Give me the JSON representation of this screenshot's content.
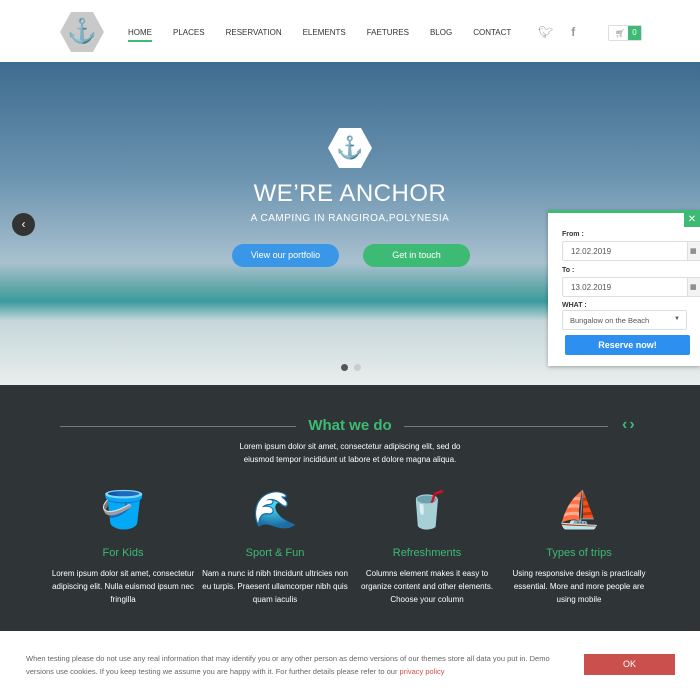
{
  "header": {
    "logo_glyph": "⚓",
    "nav": [
      "HOME",
      "PLACES",
      "RESERVATION",
      "ELEMENTS",
      "FAETURES",
      "BLOG",
      "CONTACT"
    ],
    "cart_count": "0"
  },
  "hero": {
    "logo_glyph": "⚓",
    "title": "WE’RE ANCHOR",
    "subtitle": "A CAMPING IN RANGIROA,POLYNESIA",
    "portfolio_btn": "View our portfolio",
    "contact_btn": "Get in touch",
    "active_slide": 1,
    "slide_count": 2
  },
  "reservation": {
    "from_label": "From :",
    "from_value": "12.02.2019",
    "to_label": "To :",
    "to_value": "13.02.2019",
    "what_label": "WHAT :",
    "what_value": "Bungalow on the Beach",
    "submit": "Reserve now!"
  },
  "what_we_do": {
    "title": "What we do",
    "description": "Lorem ipsum dolor sit amet, consectetur adipiscing elit, sed do eiusmod tempor incididunt ut labore et dolore magna aliqua.",
    "features": [
      {
        "icon": "bucket-icon",
        "glyph": "🪣",
        "title": "For Kids",
        "text": "Lorem ipsum dolor sit amet, consectetur adipiscing elit. Nulla euismod ipsum nec fringilla"
      },
      {
        "icon": "jetski-icon",
        "glyph": "🌊",
        "title": "Sport & Fun",
        "text": "Nam a nunc id nibh tincidunt ultricies non eu turpis. Praesent ullamcorper nibh quis quam iaculis"
      },
      {
        "icon": "drink-icon",
        "glyph": "🥤",
        "title": "Refreshments",
        "text": "Columns element makes it easy to organize content and other elements. Choose your column"
      },
      {
        "icon": "sailboat-icon",
        "glyph": "⛵",
        "title": "Types of trips",
        "text": "Using responsive design is practically essential. More and more people are using mobile"
      }
    ]
  },
  "cookie": {
    "text": "When testing please do not use any real information that may identify you or any other person as demo versions of our themes store all data you put in. Demo versions use cookies. If you keep testing we assume you are happy with it. For further details please refer to our ",
    "link": "privacy policy",
    "ok": "OK"
  },
  "colors": {
    "accent": "#3dba74",
    "blue": "#3a97e8",
    "dark": "#2f3437",
    "cookie_btn": "#c9504c"
  }
}
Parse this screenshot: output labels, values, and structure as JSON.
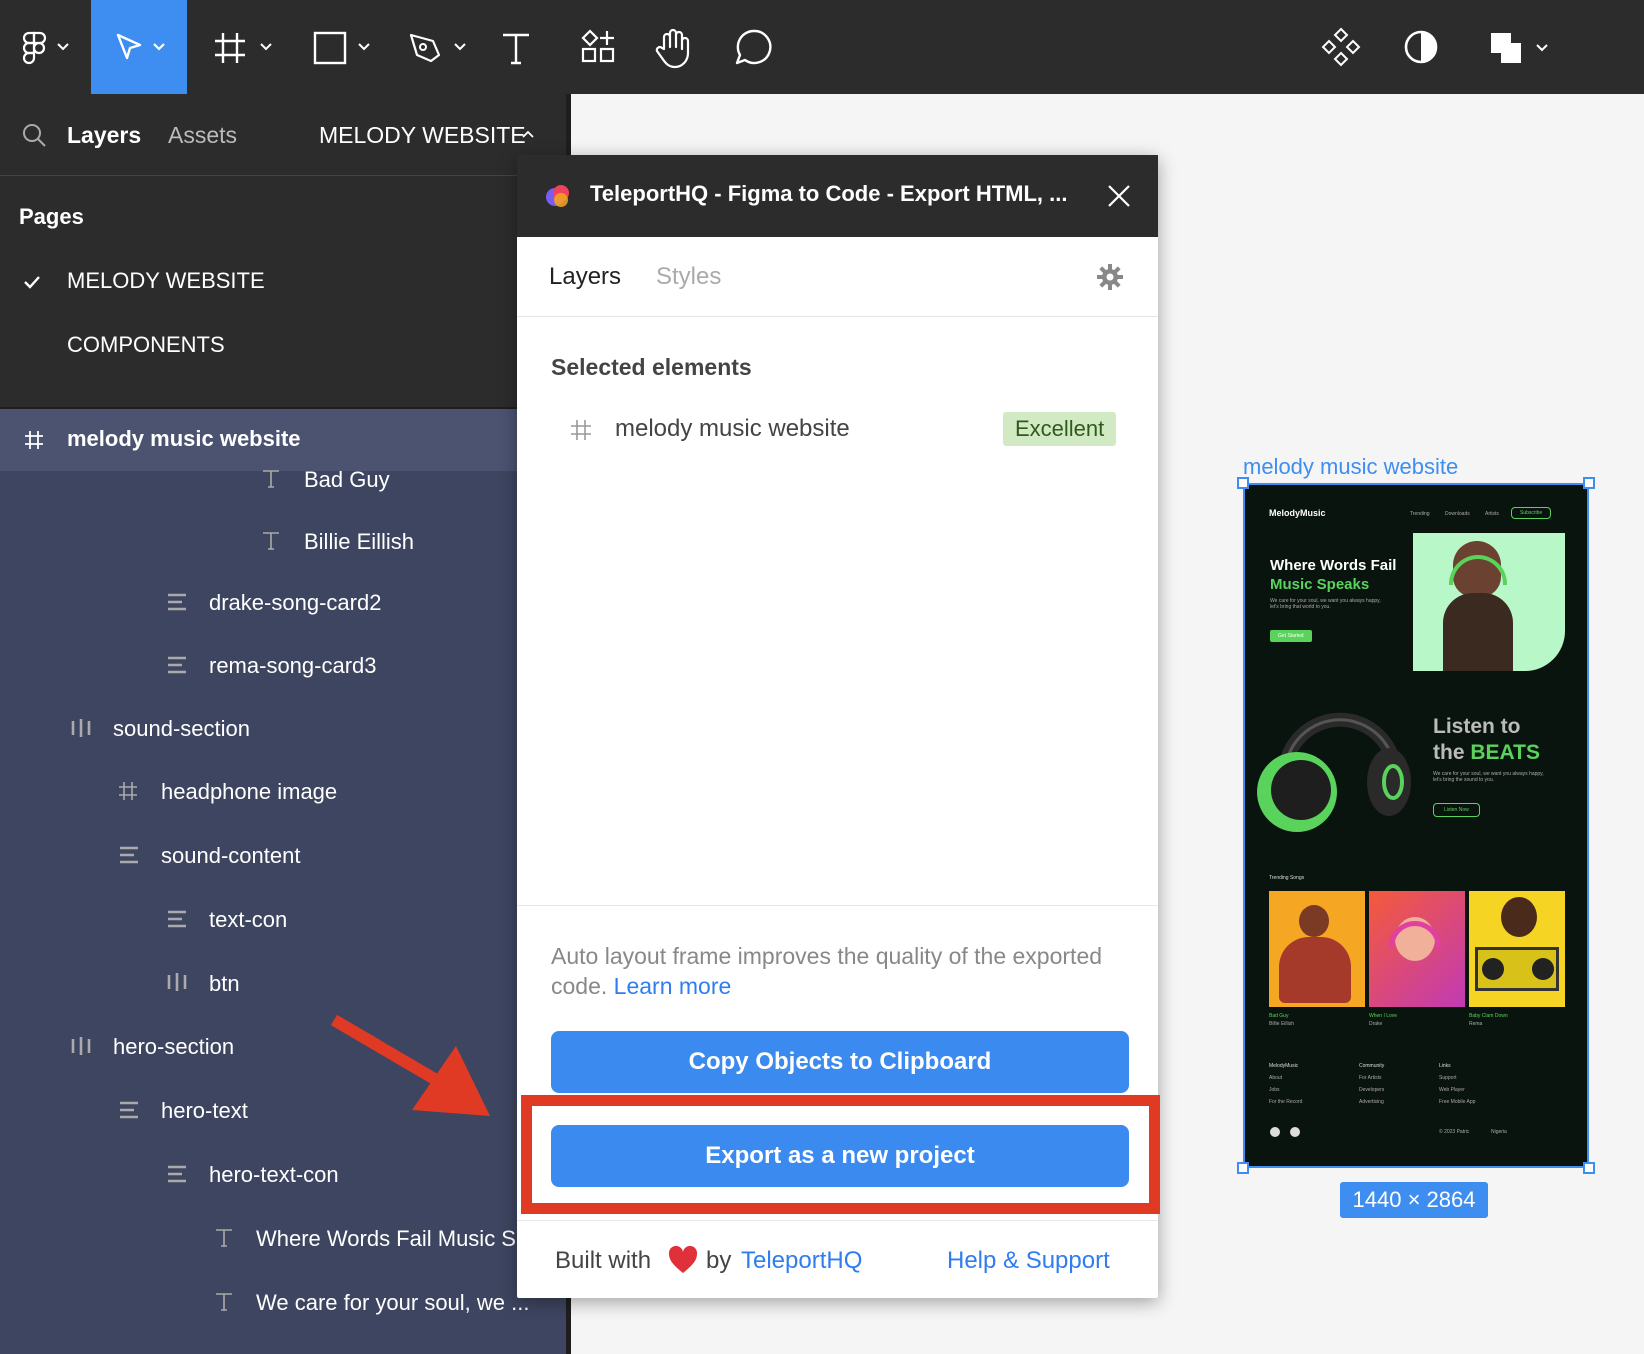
{
  "toolbar": {
    "tools": [
      "figma-menu",
      "move",
      "frame",
      "rectangle",
      "pen",
      "text",
      "resources",
      "hand",
      "comment"
    ]
  },
  "left_panel": {
    "tab_layers": "Layers",
    "tab_assets": "Assets",
    "page_dropdown": "MELODY WEBSITE",
    "pages_heading": "Pages",
    "pages": [
      "MELODY WEBSITE",
      "COMPONENTS"
    ],
    "layers": [
      {
        "label": "melody music website",
        "icon": "frame-icon"
      },
      {
        "label": "Bad Guy",
        "icon": "text-icon"
      },
      {
        "label": "Billie Eillish",
        "icon": "text-icon"
      },
      {
        "label": "drake-song-card2",
        "icon": "vertical-autolayout-icon"
      },
      {
        "label": "rema-song-card3",
        "icon": "vertical-autolayout-icon"
      },
      {
        "label": "sound-section",
        "icon": "horizontal-autolayout-icon"
      },
      {
        "label": "headphone image",
        "icon": "frame-icon"
      },
      {
        "label": "sound-content",
        "icon": "vertical-autolayout-icon"
      },
      {
        "label": "text-con",
        "icon": "vertical-autolayout-icon"
      },
      {
        "label": "btn",
        "icon": "horizontal-autolayout-icon"
      },
      {
        "label": "hero-section",
        "icon": "horizontal-autolayout-icon"
      },
      {
        "label": "hero-text",
        "icon": "vertical-autolayout-icon"
      },
      {
        "label": "hero-text-con",
        "icon": "vertical-autolayout-icon"
      },
      {
        "label": "Where Words Fail Music S",
        "icon": "text-icon"
      },
      {
        "label": "We care for your soul, we ...",
        "icon": "text-icon"
      }
    ]
  },
  "plugin": {
    "title": "TeleportHQ - Figma to Code - Export HTML, ...",
    "tab_layers": "Layers",
    "tab_styles": "Styles",
    "selected_heading": "Selected elements",
    "selected_item": "melody music website",
    "quality_badge": "Excellent",
    "hint_text": "Auto layout frame improves the quality of the exported code.",
    "learn_more": "Learn more",
    "copy_button": "Copy Objects to Clipboard",
    "export_button": "Export as a new project",
    "built_with": "Built with",
    "by": "by",
    "brand_link": "TeleportHQ",
    "help_link": "Help & Support"
  },
  "canvas": {
    "frame_label": "melody music website",
    "dimensions": "1440 × 2864",
    "preview": {
      "logo": "MelodyMusic",
      "nav": [
        "Trending",
        "Downloads",
        "Artists",
        "Subscribe"
      ],
      "hero_line1": "Where Words Fail",
      "hero_line2": "Music Speaks",
      "hero_body": "We care for your soul, we want you always happy, let's bring that world to you.",
      "hero_btn": "Get Started",
      "listen_line1": "Listen to",
      "listen_line2": "the ",
      "listen_accent": "BEATS",
      "listen_body": "We care for your soul, we want you always happy, let's bring the sound to you.",
      "listen_btn": "Listen Now",
      "trending_heading": "Trending Songs",
      "songs": [
        {
          "title": "Bad Guy",
          "artist": "Billie Eillish"
        },
        {
          "title": "When I Love",
          "artist": "Drake"
        },
        {
          "title": "Baby Clam Down",
          "artist": "Rema"
        }
      ],
      "footer_cols": [
        {
          "head": "MelodyMusic",
          "items": [
            "About",
            "Jobs",
            "For the Record"
          ]
        },
        {
          "head": "Community",
          "items": [
            "For Artists",
            "Developers",
            "Advertising"
          ]
        },
        {
          "head": "Links",
          "items": [
            "Support",
            "Web Player",
            "Free Mobile App"
          ]
        }
      ],
      "copyright": "© 2023 Patric",
      "location": "Nigeria"
    }
  },
  "colors": {
    "accent": "#3d8ef0",
    "highlight": "#e03a24",
    "badge_bg": "#d2eac3",
    "preview_green": "#59d35b"
  }
}
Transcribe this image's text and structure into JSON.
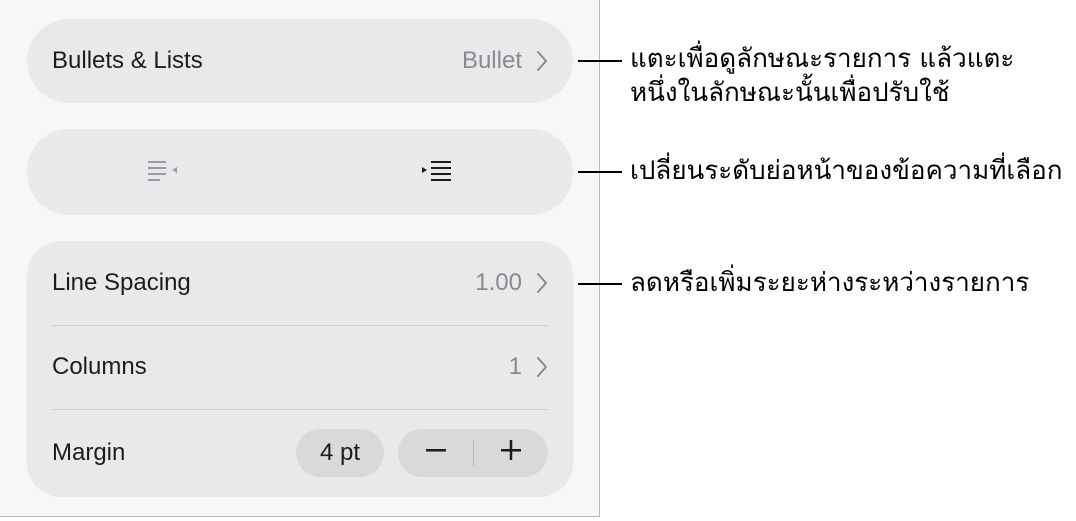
{
  "bullets_group": {
    "label": "Bullets & Lists",
    "value": "Bullet"
  },
  "indent_group": {
    "decrease_icon": "outdent-icon",
    "increase_icon": "indent-icon"
  },
  "spacing_group": {
    "line_spacing_label": "Line Spacing",
    "line_spacing_value": "1.00",
    "columns_label": "Columns",
    "columns_value": "1",
    "margin_label": "Margin",
    "margin_value": "4 pt",
    "minus_label": "−",
    "plus_label": "+"
  },
  "callouts": {
    "bullets_line1": "แตะเพื่อดูลักษณะรายการ แล้วแตะ",
    "bullets_line2": "หนึ่งในลักษณะนั้นเพื่อปรับใช้",
    "indent": "เปลี่ยนระดับย่อหน้าของข้อความที่เลือก",
    "spacing": "ลดหรือเพิ่มระยะห่างระหว่างรายการ"
  },
  "colors": {
    "panel_bg": "#f7f7f7",
    "group_bg": "#e9e9eb",
    "secondary_text": "#8a8a8e",
    "pill_bg": "#d9d9dc"
  }
}
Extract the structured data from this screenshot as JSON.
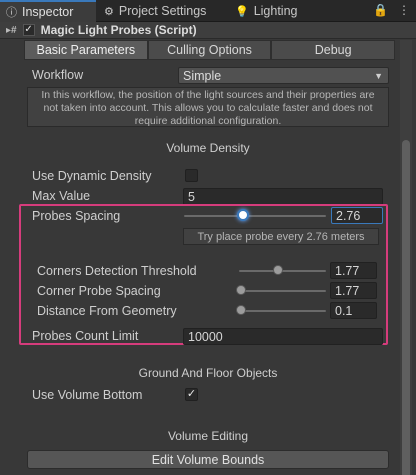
{
  "tabs": [
    {
      "label": "Inspector",
      "icon": "info-icon",
      "active": true
    },
    {
      "label": "Project Settings",
      "icon": "gear-icon",
      "active": false
    },
    {
      "label": "Lighting",
      "icon": "lightbulb-icon",
      "active": false
    }
  ],
  "window_controls": {
    "lock": "🔒",
    "menu": "⋮"
  },
  "component": {
    "title": "Magic Light Probes (Script)",
    "enabled_mark": "✓"
  },
  "toolbar": {
    "items": [
      "Basic Parameters",
      "Culling Options",
      "Debug"
    ],
    "active": 0
  },
  "workflow": {
    "label": "Workflow",
    "value": "Simple"
  },
  "help_text": {
    "line1": "In this workflow, the position of the light sources and their properties are",
    "line2": "not taken into account. This allows you to calculate faster and does not",
    "line3": "require additional configuration."
  },
  "sections": {
    "volume_density": "Volume Density",
    "ground_floor": "Ground And Floor Objects",
    "volume_editing": "Volume Editing"
  },
  "use_dynamic_density": {
    "label": "Use Dynamic Density",
    "checked": false
  },
  "max_value": {
    "label": "Max Value",
    "value": "5"
  },
  "probes_spacing": {
    "label": "Probes Spacing",
    "value": "2.76",
    "fraction": 0.43,
    "hint": "Try place probe every 2.76 meters"
  },
  "corners_detection": {
    "label": "Corners Detection Threshold",
    "value": "1.77",
    "fraction": 0.45
  },
  "corner_probe_spacing": {
    "label": "Corner Probe Spacing",
    "value": "1.77",
    "fraction": 0.02
  },
  "distance_from_geometry": {
    "label": "Distance From Geometry",
    "value": "0.1",
    "fraction": 0.02
  },
  "probes_count_limit": {
    "label": "Probes Count Limit",
    "value": "10000"
  },
  "use_volume_bottom": {
    "label": "Use Volume Bottom",
    "checked": true,
    "mark": "✓"
  },
  "edit_volume_bounds": {
    "label": "Edit Volume Bounds"
  },
  "colors": {
    "accent": "#3a79bb",
    "highlight": "#d63c7c"
  }
}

Goal: Look through the records and gather every line containing "want".

Solution for this problem:
      "hero_body": "We care for your soul, we want you always happy, let's bring that world to you.",
      "listen_body": "We care for your soul, we want you always happy, let's bring the sound to you.",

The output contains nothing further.